* BEGIN Data provided *

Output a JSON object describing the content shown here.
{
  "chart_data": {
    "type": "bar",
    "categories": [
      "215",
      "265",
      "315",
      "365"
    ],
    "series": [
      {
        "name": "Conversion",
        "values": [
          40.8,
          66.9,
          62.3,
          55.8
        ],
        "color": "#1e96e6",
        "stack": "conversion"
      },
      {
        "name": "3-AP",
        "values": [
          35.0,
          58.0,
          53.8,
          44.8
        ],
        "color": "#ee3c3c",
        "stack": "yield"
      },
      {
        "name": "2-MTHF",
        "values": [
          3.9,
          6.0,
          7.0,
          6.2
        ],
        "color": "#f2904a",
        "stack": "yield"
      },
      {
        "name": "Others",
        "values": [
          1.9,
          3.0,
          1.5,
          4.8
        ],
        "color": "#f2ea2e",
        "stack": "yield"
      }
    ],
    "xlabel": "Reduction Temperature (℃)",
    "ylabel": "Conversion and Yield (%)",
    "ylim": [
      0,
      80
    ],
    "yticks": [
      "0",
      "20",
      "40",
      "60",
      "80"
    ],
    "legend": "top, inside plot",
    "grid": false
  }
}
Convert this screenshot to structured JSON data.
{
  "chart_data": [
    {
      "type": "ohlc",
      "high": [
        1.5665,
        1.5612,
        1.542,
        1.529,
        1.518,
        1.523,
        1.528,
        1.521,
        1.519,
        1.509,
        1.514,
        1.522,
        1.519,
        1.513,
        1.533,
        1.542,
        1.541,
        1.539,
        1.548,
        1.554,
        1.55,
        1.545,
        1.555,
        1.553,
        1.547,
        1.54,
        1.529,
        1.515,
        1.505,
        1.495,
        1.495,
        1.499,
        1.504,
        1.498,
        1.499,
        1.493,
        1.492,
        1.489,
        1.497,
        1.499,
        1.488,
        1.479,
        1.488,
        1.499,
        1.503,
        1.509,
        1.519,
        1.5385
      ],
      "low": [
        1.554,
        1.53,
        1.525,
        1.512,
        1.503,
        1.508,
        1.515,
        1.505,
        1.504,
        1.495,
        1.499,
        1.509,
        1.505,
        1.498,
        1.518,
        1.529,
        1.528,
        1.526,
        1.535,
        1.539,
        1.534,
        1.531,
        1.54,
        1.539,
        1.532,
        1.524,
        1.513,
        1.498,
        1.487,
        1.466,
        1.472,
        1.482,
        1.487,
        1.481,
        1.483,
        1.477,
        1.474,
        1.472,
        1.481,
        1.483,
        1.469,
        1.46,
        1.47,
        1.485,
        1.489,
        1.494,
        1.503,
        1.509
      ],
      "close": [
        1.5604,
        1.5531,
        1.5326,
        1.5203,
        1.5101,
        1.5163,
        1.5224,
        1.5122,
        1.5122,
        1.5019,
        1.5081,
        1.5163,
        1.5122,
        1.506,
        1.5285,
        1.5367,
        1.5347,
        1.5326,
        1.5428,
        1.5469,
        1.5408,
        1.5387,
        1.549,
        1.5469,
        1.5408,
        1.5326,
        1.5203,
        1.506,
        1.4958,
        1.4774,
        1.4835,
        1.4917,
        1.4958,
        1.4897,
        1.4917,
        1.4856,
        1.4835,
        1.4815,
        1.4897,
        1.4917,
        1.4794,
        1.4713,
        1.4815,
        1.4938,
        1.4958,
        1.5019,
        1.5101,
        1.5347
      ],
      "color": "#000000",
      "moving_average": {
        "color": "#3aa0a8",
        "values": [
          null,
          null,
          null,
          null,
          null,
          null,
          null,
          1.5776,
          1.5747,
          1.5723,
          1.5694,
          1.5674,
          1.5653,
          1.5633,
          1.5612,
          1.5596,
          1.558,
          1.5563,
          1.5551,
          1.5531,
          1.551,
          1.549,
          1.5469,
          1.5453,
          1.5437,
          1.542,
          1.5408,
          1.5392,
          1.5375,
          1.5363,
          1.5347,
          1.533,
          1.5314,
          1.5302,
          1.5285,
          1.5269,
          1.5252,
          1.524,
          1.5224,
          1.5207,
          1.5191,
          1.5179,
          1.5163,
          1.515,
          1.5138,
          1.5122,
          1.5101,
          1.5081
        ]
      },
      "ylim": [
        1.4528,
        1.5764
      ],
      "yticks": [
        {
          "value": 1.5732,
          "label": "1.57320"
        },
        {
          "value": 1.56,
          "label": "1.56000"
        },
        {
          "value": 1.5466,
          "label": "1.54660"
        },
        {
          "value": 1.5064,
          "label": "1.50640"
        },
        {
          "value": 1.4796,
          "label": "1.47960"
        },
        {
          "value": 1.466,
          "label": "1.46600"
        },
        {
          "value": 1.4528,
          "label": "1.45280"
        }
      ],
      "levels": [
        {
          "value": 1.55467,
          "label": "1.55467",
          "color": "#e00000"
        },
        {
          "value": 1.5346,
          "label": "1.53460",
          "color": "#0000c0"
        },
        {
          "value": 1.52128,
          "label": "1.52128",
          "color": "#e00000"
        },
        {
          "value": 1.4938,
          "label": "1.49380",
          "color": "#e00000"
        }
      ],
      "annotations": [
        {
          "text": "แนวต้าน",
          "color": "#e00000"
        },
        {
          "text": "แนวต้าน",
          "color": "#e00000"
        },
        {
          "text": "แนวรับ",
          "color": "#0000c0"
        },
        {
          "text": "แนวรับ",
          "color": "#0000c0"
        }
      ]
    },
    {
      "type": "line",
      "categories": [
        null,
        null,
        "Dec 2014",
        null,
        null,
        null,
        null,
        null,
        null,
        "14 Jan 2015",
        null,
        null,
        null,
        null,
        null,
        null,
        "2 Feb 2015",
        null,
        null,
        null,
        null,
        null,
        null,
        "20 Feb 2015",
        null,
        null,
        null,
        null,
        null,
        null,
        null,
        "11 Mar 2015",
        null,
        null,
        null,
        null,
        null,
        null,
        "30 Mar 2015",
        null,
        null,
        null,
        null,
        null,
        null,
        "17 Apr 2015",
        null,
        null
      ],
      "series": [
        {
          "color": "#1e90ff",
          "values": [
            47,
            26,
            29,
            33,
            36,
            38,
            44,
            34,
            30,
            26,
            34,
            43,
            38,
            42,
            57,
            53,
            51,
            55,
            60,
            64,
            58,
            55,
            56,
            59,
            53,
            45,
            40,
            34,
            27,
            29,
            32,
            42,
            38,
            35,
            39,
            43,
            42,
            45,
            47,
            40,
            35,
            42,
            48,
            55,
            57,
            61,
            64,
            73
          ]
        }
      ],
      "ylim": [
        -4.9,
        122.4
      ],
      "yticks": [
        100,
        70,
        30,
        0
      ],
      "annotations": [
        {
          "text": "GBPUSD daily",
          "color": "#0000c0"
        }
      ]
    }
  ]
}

* END Data provided *

§ Written instruction:
Looking at the records above, work out how many lines include the word "JSON", then give that number by itself.

§ Completed exercise:
2